### [WRITTEN PROBLEM 1]
From the Krylov subspace methods slides, list every suggested source for the preconditioner $M$.

### [EXCERPT TO READ]
CS 5220

Applications of Parallel Computers

Krylov subspace methods

Please click the play button below.

Goal

Solve \[ Ax = b, \] where $A$ is sparse (or data sparse).

Krylov Subspace Methods

What if we only know how to multiply by $A$?
About all you can do is keep multiplying! \[ \mathcal{K}_k(A,b) = \operatorname{span}\left\{ b, A b, A^2 b, \ldots, A^{k-1} b \right\}. \] Gives surprisingly useful information!

Example: Conjugate Gradients

If $A$ is symmetric and positive definite,
$Ax = b$ solves a minimization: \[\begin{aligned} \phi(x) &= \frac{1}{2} x^T A x - x^T b\\ \nabla \phi(x) &= Ax - b. \end{aligned}\] Idea: Minimize $\phi(x)$ over $\mathcal{K}_k(A,b)$.
Basis for the method of conjugate gradients

Example: GMRES

Idea: Minimize $\|Ax-b\|^2$ over $\mathcal{K}_k(A,b)$.
Yields Generalized Minimum RESidual (GMRES)

Convergence of Krylov Subspace Methods

KSPs are not stationary
(no constant fixed-point iteration)
Convergence is surprisingly subtle!
CG convergence upper bound via condition number
- Large condition number iff $\phi(x)$ is narrow
- True for Poisson and company

The convergence of Krylov subspace methods is surprisingly subtle. These aren’t fixed point iterations, and so we can’t use that theory. Moreover, iterations like CG converge to the true solution in a finite number of steps — in exact arithmetic, at least, the behavior differs in floating point — and so asymptotic statements have to be treated with some care.

The usual way we talk about convergence of methods like CG is via the condition number of the problem: the ratio of the largest to the smallest eigenvalue problem. In the optimization formulation, having a large condition number corresponds to finding the bottom of an elongated bowl rather than a round one. Problems like our model Poisson problem tend to be ill-conditioned, and the conditioning actually gets worse for larger discretizations. But this isn’t necessarily the most intuitive approach to reasoning about convergence in this case, so we’ll talk about a couple ways that we can think about these concepts.

Convergence of Krylov Subspace Methods

Preconditioned problem $M^{-1} A x = M^{-1} b$
Whence $M$?
- From a stationary method?
- From a simpler/coarser discretization?
- From approximate factorization?

Part of the reason we care about the convergence theory for methods like CG is that it helps us think through ways that we could transform the problem in order to get faster convergence. This type of transformation is called preconditioning.

### [DATA FOR THIS EXERCISE]
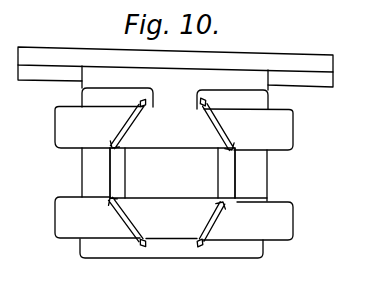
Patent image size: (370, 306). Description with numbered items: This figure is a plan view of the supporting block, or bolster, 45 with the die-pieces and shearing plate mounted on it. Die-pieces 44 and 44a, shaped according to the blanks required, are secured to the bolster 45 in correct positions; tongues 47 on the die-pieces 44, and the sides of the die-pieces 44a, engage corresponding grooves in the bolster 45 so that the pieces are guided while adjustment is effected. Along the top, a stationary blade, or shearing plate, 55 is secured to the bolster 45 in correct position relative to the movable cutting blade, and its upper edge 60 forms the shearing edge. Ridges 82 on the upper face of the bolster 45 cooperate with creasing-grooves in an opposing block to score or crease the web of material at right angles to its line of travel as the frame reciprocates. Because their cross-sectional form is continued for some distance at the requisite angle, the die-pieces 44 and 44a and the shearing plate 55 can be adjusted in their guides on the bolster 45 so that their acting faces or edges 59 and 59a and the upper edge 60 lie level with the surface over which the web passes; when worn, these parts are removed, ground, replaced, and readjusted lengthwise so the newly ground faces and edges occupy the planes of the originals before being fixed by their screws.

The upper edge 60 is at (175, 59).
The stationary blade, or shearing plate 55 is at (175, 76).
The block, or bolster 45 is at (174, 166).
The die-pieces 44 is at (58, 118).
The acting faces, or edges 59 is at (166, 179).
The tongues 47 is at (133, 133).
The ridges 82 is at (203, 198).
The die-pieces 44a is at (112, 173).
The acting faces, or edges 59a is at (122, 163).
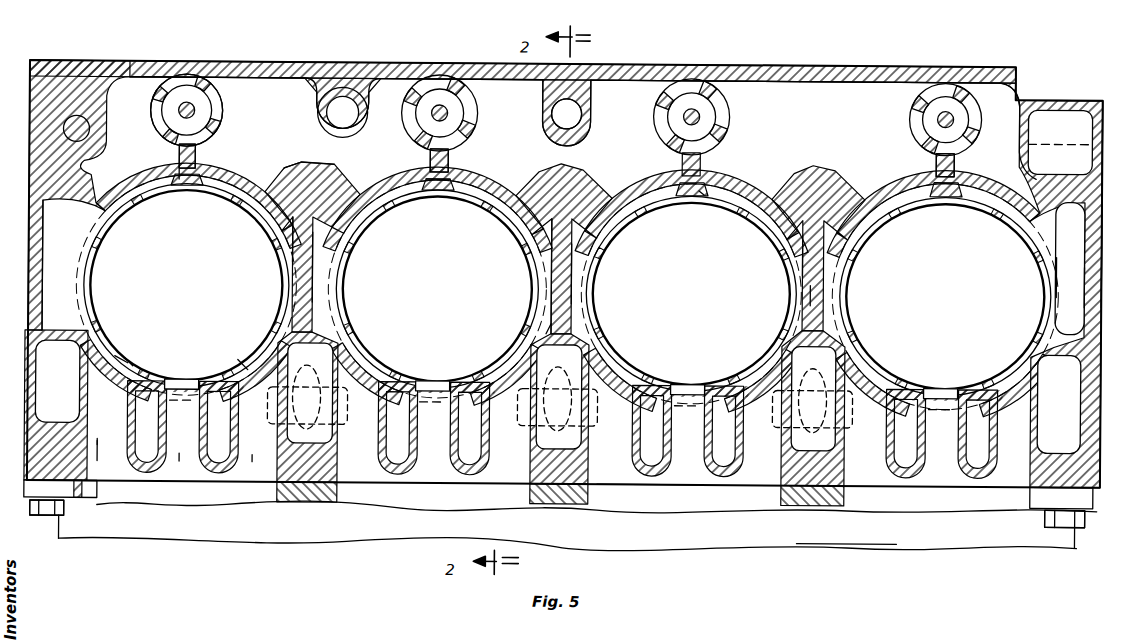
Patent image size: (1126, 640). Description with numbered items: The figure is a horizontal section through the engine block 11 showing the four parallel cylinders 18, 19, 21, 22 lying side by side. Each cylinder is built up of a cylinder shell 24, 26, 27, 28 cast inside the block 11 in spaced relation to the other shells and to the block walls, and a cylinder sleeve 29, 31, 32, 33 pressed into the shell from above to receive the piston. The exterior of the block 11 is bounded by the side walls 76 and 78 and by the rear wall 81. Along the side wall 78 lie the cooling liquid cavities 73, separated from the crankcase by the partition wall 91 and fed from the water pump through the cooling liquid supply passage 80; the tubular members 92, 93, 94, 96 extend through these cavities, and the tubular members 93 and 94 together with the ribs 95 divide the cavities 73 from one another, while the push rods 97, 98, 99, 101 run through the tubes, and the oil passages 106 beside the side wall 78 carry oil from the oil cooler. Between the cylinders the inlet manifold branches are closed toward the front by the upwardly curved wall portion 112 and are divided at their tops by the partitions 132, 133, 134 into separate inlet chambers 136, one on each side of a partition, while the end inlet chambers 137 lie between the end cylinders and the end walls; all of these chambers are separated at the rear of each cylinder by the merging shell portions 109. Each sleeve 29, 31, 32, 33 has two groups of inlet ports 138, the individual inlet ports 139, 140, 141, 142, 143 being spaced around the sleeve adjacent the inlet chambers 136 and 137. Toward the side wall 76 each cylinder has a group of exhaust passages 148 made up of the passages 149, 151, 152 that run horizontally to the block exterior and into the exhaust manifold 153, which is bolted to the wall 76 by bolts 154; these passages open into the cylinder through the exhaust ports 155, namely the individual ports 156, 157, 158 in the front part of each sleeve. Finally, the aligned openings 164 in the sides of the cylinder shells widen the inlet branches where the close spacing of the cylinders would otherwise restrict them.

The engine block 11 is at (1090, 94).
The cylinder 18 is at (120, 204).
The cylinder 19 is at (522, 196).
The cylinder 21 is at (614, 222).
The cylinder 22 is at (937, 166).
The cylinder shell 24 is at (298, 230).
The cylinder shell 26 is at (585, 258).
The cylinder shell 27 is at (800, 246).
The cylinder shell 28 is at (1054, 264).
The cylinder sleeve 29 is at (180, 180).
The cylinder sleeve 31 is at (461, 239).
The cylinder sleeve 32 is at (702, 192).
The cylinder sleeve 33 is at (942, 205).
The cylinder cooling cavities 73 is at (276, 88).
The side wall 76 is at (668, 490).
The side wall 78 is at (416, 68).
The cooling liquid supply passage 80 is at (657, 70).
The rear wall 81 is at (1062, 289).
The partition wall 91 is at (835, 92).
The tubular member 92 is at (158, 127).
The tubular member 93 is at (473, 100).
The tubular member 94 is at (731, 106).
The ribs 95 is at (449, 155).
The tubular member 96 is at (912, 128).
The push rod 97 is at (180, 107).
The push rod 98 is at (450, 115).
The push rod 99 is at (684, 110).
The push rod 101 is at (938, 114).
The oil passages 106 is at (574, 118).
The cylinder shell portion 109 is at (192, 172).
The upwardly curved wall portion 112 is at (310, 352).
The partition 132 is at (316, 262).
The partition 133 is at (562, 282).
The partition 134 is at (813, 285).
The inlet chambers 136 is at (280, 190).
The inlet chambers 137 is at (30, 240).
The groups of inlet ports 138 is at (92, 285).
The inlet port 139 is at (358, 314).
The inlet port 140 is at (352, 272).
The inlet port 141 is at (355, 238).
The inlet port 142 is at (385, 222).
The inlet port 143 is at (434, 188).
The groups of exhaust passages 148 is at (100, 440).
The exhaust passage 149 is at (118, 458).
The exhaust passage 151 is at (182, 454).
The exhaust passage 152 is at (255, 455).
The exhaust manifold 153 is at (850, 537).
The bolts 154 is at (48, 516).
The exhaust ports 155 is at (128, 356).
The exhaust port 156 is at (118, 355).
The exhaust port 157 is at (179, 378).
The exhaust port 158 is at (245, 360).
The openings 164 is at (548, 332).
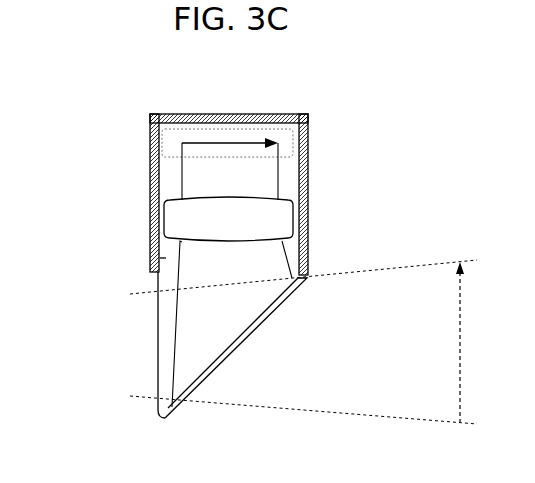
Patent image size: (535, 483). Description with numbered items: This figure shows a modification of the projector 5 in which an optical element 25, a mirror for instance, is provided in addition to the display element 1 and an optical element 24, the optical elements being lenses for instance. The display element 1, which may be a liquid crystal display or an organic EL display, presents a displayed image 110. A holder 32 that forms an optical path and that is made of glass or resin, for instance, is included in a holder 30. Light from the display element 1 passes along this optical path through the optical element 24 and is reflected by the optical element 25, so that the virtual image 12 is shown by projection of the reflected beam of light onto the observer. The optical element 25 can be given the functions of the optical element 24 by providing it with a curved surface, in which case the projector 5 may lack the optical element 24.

### [WRITTEN PROBLEM 2]
Retype everything in the records from their start down through the line containing "The acting faces, or edges 59a", and leave out the pictures.

### [WRITTEN RESPONSE 1]
- From a stationary method
- From a simpler/coarser discretization
- From approximate factorization

### [WRITTEN RESPONSE 2]
Patent image size: (370, 306). Description with numbered items: This figure is a plan view of the supporting block, or bolster, 45 with the die-pieces and shearing plate mounted on it. Die-pieces 44 and 44a, shaped according to the blanks required, are secured to the bolster 45 in correct positions; tongues 47 on the die-pieces 44, and the sides of the die-pieces 44a, engage corresponding grooves in the bolster 45 so that the pieces are guided while adjustment is effected. Along the top, a stationary blade, or shearing plate, 55 is secured to the bolster 45 in correct position relative to the movable cutting blade, and its upper edge 60 forms the shearing edge. Ridges 82 on the upper face of the bolster 45 cooperate with creasing-grooves in an opposing block to score or crease the web of material at right angles to its line of travel as the frame reciprocates. Because their cross-sectional form is continued for some distance at the requisite angle, the die-pieces 44 and 44a and the shearing plate 55 can be adjusted in their guides on the bolster 45 so that their acting faces or edges 59 and 59a and the upper edge 60 lie level with the surface over which the web passes; when worn, these parts are removed, ground, replaced, and readjusted lengthwise so the newly ground faces and edges occupy the planes of the originals before being fixed by their screws.

The upper edge 60 is at (175, 59).
The stationary blade, or shearing plate 55 is at (175, 76).
The block, or bolster 45 is at (174, 166).
The die-pieces 44 is at (58, 118).
The acting faces, or edges 59 is at (166, 179).
The tongues 47 is at (133, 133).
The ridges 82 is at (203, 198).
The die-pieces 44a is at (112, 173).
The acting faces, or edges 59a is at (122, 163).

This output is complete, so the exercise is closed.